> REQUIREMENTS:
Count how many lines hold the string "screenshot", and give only that number.

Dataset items
********

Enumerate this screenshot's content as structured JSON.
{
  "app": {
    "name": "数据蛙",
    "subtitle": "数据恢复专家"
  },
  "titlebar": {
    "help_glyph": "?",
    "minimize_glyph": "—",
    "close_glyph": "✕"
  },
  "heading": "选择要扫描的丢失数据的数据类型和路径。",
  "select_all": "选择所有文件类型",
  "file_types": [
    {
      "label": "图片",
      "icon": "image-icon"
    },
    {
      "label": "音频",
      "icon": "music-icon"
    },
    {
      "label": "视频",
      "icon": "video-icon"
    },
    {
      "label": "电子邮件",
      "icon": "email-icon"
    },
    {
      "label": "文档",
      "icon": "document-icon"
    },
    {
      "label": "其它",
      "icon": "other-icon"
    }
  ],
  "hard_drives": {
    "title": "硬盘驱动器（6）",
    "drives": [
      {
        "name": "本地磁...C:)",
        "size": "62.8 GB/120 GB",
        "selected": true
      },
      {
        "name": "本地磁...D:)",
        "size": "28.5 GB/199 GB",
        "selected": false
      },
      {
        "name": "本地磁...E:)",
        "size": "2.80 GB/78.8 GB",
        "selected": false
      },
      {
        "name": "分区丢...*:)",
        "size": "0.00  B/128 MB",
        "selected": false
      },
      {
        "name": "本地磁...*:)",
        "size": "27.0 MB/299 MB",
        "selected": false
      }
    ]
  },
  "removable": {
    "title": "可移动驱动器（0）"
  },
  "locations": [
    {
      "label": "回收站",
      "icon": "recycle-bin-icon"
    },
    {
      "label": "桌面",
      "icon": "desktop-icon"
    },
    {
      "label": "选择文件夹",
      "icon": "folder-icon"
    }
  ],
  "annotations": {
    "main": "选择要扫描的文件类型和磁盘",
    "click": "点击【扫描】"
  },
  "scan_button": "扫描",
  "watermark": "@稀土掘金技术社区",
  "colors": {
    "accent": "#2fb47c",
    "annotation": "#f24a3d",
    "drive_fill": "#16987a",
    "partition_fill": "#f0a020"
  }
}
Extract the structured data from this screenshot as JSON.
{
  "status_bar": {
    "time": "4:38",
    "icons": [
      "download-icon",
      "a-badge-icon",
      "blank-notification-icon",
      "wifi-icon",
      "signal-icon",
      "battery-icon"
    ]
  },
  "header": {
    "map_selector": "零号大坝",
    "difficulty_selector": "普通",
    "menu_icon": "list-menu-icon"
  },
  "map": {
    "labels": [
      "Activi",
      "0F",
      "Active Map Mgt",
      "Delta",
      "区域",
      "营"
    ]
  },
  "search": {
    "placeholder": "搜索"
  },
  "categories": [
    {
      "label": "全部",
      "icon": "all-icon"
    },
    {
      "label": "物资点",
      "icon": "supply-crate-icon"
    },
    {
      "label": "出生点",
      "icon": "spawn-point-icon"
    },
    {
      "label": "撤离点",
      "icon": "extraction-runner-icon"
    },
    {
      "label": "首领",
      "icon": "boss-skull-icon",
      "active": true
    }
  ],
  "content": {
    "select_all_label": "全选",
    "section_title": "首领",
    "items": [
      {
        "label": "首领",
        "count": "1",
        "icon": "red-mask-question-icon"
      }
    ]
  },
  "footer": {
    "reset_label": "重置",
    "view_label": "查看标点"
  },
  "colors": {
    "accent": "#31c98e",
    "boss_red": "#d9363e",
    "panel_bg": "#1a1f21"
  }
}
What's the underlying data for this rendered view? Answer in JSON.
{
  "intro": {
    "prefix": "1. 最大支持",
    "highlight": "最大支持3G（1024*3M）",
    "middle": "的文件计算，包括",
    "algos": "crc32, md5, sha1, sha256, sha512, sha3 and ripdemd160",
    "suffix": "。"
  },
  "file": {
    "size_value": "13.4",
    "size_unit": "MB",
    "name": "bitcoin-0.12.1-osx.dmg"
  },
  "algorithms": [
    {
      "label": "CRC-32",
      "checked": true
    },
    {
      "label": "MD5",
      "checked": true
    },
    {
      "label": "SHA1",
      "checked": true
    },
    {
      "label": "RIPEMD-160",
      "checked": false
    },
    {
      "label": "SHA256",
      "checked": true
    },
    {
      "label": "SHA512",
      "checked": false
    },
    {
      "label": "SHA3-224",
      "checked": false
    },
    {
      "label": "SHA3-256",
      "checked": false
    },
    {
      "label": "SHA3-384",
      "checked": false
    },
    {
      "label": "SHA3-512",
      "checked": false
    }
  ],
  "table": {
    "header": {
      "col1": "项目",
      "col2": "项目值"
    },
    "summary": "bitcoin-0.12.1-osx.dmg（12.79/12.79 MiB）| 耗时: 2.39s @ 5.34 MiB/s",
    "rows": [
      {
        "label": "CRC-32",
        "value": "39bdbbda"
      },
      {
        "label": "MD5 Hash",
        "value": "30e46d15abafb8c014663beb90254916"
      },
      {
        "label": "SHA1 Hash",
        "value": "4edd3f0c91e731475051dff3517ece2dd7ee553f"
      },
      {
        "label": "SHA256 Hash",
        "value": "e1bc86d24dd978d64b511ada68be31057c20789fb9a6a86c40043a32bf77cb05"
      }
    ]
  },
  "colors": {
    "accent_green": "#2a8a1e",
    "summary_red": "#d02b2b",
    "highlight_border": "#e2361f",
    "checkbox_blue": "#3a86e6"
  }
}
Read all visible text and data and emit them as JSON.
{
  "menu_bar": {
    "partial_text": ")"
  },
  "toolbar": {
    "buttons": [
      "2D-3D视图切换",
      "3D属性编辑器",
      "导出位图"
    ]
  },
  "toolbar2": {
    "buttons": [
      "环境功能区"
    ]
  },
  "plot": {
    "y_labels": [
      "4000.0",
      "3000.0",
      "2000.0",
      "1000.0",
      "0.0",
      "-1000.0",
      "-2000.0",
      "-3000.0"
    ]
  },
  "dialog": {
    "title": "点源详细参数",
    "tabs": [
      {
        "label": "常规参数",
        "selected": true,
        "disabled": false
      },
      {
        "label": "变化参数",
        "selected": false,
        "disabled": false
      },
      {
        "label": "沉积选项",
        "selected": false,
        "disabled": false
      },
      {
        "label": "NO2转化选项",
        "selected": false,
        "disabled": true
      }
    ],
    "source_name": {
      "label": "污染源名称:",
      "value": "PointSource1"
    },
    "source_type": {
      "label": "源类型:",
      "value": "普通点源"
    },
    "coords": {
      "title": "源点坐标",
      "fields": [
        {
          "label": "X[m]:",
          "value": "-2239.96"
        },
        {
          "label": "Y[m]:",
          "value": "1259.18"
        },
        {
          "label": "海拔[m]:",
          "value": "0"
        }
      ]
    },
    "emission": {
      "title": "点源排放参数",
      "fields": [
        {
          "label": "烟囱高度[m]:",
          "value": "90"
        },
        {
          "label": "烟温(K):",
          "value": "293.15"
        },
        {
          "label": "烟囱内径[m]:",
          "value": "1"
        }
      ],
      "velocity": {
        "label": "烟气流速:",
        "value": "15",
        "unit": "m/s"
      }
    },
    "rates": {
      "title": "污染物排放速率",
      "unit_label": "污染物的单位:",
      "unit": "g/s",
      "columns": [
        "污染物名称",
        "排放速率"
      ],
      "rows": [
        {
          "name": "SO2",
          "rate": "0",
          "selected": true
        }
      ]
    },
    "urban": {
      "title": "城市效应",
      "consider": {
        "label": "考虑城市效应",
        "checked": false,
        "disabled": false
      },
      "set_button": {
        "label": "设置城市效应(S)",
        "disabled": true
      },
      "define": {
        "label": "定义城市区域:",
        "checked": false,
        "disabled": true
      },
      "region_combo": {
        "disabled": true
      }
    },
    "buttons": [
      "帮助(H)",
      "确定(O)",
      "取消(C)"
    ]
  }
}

********

> RESULT OF THE TASK:
2